** Begin DATASET RECORDS **
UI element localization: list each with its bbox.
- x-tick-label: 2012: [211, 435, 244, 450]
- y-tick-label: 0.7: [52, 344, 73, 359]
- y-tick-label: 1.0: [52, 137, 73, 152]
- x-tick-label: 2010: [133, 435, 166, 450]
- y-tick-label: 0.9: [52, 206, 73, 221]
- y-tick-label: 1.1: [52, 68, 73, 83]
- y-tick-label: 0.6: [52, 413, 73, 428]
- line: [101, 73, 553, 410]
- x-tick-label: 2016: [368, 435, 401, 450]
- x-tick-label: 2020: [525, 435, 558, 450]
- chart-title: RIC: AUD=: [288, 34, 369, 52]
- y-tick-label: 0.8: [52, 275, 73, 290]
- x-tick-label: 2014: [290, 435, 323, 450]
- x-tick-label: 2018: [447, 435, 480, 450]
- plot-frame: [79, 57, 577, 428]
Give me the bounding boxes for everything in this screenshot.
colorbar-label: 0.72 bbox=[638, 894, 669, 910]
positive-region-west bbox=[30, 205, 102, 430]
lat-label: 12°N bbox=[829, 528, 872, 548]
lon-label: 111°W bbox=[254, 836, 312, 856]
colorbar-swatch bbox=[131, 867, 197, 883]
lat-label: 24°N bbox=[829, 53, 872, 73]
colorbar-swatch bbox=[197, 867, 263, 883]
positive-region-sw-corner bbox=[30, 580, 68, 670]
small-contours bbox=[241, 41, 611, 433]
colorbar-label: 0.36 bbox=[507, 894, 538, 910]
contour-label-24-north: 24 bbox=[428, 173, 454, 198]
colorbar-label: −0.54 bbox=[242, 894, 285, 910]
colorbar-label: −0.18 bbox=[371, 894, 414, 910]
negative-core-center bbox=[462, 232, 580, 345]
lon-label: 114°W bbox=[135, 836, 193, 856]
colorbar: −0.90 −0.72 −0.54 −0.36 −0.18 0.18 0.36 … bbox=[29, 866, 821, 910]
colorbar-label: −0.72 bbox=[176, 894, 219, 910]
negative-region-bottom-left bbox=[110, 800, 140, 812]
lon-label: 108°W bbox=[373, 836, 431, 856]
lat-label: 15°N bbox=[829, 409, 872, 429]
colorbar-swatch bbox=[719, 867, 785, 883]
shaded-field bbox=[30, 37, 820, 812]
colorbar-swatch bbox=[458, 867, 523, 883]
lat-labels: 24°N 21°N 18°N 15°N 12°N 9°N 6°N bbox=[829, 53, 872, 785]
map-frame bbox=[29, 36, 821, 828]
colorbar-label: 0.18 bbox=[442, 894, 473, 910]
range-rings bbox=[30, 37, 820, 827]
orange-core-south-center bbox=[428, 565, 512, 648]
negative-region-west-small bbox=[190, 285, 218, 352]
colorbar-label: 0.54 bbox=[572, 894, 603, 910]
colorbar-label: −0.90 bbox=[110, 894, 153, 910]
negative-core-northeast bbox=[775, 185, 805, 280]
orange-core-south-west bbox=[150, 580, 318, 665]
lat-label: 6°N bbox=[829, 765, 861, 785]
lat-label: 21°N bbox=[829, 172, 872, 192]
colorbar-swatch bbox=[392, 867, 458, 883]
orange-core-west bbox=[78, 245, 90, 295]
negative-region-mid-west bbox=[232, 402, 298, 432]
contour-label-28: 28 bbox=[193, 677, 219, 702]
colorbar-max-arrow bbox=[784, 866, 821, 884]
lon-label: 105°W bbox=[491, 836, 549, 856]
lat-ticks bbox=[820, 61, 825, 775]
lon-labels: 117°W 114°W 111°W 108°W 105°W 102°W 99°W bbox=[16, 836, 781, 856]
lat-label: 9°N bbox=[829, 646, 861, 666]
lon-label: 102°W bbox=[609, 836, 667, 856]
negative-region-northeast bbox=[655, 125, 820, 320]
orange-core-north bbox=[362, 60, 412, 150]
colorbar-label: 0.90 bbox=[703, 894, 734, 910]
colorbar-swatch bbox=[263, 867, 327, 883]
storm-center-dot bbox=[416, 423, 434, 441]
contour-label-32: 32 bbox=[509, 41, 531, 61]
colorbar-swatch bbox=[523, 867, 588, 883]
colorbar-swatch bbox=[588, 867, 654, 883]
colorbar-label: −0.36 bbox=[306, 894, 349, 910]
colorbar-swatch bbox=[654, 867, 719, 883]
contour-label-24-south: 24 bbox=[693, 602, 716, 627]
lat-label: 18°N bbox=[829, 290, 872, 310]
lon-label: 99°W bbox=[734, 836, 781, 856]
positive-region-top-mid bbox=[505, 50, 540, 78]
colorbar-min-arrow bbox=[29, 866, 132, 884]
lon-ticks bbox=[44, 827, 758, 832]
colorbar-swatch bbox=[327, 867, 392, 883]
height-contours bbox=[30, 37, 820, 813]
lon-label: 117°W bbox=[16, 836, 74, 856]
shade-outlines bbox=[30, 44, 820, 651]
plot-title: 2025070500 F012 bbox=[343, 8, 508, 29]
** End DATASET RECORDS **
Reproduce all of the items above verbatim, keeping every line and its order unchanged.

→ **CORRECT RESULT**
UI element localization: list each with its bbox.
- x-tick-label: 2012: [211, 435, 244, 450]
- y-tick-label: 0.7: [52, 344, 73, 359]
- y-tick-label: 1.0: [52, 137, 73, 152]
- x-tick-label: 2010: [133, 435, 166, 450]
- y-tick-label: 0.9: [52, 206, 73, 221]
- y-tick-label: 1.1: [52, 68, 73, 83]
- y-tick-label: 0.6: [52, 413, 73, 428]
- line: [101, 73, 553, 410]
- x-tick-label: 2016: [368, 435, 401, 450]
- x-tick-label: 2020: [525, 435, 558, 450]
- chart-title: RIC: AUD=: [288, 34, 369, 52]
- y-tick-label: 0.8: [52, 275, 73, 290]
- x-tick-label: 2014: [290, 435, 323, 450]
- x-tick-label: 2018: [447, 435, 480, 450]
- plot-frame: [79, 57, 577, 428]
Give me the bounding boxes for everything in this screenshot.
colorbar-label: 0.72 bbox=[638, 894, 669, 910]
positive-region-west bbox=[30, 205, 102, 430]
lat-label: 12°N bbox=[829, 528, 872, 548]
lon-label: 111°W bbox=[254, 836, 312, 856]
colorbar-swatch bbox=[131, 867, 197, 883]
lat-label: 24°N bbox=[829, 53, 872, 73]
colorbar-swatch bbox=[197, 867, 263, 883]
positive-region-sw-corner bbox=[30, 580, 68, 670]
small-contours bbox=[241, 41, 611, 433]
colorbar-label: 0.36 bbox=[507, 894, 538, 910]
contour-label-24-north: 24 bbox=[428, 173, 454, 198]
colorbar-label: −0.54 bbox=[242, 894, 285, 910]
colorbar-label: −0.18 bbox=[371, 894, 414, 910]
negative-core-center bbox=[462, 232, 580, 345]
lon-label: 114°W bbox=[135, 836, 193, 856]
colorbar: −0.90 −0.72 −0.54 −0.36 −0.18 0.18 0.36 … bbox=[29, 866, 821, 910]
colorbar-label: −0.72 bbox=[176, 894, 219, 910]
negative-region-bottom-left bbox=[110, 800, 140, 812]
lon-label: 108°W bbox=[373, 836, 431, 856]
lat-label: 15°N bbox=[829, 409, 872, 429]
colorbar-swatch bbox=[719, 867, 785, 883]
shaded-field bbox=[30, 37, 820, 812]
colorbar-swatch bbox=[458, 867, 523, 883]
lat-labels: 24°N 21°N 18°N 15°N 12°N 9°N 6°N bbox=[829, 53, 872, 785]
map-frame bbox=[29, 36, 821, 828]
colorbar-label: 0.18 bbox=[442, 894, 473, 910]
range-rings bbox=[30, 37, 820, 827]
orange-core-south-center bbox=[428, 565, 512, 648]
negative-region-west-small bbox=[190, 285, 218, 352]
colorbar-label: 0.54 bbox=[572, 894, 603, 910]
colorbar-label: −0.90 bbox=[110, 894, 153, 910]
negative-core-northeast bbox=[775, 185, 805, 280]
orange-core-south-west bbox=[150, 580, 318, 665]
lat-label: 6°N bbox=[829, 765, 861, 785]
lat-label: 21°N bbox=[829, 172, 872, 192]
colorbar-swatch bbox=[392, 867, 458, 883]
orange-core-west bbox=[78, 245, 90, 295]
negative-region-mid-west bbox=[232, 402, 298, 432]
contour-label-28: 28 bbox=[193, 677, 219, 702]
colorbar-max-arrow bbox=[784, 866, 821, 884]
lon-label: 105°W bbox=[491, 836, 549, 856]
lat-ticks bbox=[820, 61, 825, 775]
lon-labels: 117°W 114°W 111°W 108°W 105°W 102°W 99°W bbox=[16, 836, 781, 856]
lat-label: 9°N bbox=[829, 646, 861, 666]
lon-label: 102°W bbox=[609, 836, 667, 856]
negative-region-northeast bbox=[655, 125, 820, 320]
orange-core-north bbox=[362, 60, 412, 150]
colorbar-label: 0.90 bbox=[703, 894, 734, 910]
colorbar-swatch bbox=[263, 867, 327, 883]
storm-center-dot bbox=[416, 423, 434, 441]
contour-label-32: 32 bbox=[509, 41, 531, 61]
colorbar-swatch bbox=[523, 867, 588, 883]
colorbar-swatch bbox=[588, 867, 654, 883]
colorbar-label: −0.36 bbox=[306, 894, 349, 910]
colorbar-swatch bbox=[654, 867, 719, 883]
contour-label-24-south: 24 bbox=[693, 602, 716, 627]
lat-label: 18°N bbox=[829, 290, 872, 310]
lon-label: 99°W bbox=[734, 836, 781, 856]
positive-region-top-mid bbox=[505, 50, 540, 78]
colorbar-min-arrow bbox=[29, 866, 132, 884]
lon-ticks bbox=[44, 827, 758, 832]
colorbar-swatch bbox=[327, 867, 392, 883]
height-contours bbox=[30, 37, 820, 813]
lon-label: 117°W bbox=[16, 836, 74, 856]
shade-outlines bbox=[30, 44, 820, 651]
plot-title: 2025070500 F012 bbox=[343, 8, 508, 29]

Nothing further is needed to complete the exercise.